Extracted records
────────────────────
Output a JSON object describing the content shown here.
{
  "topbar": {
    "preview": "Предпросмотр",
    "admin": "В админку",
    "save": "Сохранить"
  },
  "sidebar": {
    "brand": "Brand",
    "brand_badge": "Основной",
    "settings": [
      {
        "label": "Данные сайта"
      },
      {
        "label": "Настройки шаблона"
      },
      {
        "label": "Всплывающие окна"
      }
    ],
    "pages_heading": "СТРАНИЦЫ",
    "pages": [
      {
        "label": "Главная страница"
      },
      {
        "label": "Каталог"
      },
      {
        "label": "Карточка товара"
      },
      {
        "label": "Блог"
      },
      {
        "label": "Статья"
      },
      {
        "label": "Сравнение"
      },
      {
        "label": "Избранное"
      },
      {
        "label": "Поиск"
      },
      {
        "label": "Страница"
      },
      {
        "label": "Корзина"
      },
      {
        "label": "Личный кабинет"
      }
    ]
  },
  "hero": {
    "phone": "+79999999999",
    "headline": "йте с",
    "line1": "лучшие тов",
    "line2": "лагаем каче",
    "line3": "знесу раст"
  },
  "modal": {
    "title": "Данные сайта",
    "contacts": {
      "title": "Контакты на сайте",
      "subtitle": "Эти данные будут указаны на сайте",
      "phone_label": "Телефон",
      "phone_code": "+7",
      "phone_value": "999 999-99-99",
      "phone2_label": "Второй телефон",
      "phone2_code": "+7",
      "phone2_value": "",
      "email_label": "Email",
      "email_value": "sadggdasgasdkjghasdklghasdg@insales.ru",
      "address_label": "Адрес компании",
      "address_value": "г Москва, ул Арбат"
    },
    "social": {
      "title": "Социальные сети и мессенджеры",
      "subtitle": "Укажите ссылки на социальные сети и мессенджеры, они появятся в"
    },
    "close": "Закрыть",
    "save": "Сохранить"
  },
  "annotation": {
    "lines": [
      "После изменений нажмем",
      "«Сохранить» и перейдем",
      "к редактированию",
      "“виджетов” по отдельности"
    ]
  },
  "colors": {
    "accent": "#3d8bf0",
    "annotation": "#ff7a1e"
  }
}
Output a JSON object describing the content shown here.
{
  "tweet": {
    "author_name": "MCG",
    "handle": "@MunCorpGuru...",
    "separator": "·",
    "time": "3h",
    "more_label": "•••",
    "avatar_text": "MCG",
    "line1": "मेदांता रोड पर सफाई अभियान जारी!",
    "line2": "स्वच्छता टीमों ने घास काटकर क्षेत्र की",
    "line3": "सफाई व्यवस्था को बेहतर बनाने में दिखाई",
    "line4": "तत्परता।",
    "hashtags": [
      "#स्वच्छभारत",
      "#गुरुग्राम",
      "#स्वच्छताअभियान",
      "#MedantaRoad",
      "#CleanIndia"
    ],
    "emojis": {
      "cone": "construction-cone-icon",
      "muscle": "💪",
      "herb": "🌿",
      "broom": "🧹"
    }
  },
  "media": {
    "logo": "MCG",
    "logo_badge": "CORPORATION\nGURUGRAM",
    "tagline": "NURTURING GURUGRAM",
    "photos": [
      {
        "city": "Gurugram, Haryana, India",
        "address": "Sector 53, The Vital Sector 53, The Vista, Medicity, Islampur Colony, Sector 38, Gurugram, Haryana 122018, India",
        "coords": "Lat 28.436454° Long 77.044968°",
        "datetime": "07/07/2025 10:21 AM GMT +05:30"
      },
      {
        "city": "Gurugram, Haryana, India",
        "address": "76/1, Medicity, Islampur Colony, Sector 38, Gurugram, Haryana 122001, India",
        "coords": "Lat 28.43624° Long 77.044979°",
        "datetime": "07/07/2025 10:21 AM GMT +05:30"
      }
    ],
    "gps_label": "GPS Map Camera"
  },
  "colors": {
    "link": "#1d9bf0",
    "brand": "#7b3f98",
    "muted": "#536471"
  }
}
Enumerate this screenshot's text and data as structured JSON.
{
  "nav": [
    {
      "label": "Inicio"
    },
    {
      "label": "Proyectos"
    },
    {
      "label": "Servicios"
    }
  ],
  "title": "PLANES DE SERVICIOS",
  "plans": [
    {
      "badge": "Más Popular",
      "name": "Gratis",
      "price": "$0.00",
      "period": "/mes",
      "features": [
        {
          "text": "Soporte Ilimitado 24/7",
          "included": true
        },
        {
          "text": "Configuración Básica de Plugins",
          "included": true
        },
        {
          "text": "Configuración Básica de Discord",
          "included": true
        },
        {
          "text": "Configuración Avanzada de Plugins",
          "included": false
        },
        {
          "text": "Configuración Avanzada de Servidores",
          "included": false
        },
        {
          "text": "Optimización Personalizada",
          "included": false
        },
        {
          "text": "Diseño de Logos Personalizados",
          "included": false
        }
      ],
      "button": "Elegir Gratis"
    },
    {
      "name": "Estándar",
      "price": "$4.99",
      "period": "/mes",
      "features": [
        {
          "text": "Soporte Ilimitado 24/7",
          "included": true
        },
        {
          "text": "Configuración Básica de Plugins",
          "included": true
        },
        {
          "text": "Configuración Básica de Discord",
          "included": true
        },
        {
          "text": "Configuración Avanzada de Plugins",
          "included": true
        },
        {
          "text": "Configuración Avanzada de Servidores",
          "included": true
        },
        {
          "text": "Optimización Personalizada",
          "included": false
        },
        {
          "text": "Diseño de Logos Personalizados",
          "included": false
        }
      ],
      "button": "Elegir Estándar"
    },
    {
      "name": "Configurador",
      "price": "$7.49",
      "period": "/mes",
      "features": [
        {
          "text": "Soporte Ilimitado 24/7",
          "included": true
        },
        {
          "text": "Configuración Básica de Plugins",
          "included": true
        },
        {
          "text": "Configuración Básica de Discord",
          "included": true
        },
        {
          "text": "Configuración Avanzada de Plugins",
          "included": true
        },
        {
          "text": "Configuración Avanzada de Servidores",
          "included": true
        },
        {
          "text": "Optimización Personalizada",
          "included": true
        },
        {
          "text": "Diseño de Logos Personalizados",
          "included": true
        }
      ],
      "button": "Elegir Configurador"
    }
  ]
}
────────────────────
**WRITTEN TASK**
What is the number of lines in the records that contain the string "сети"? Give only that number.

**WRITTEN SOLUTION**
2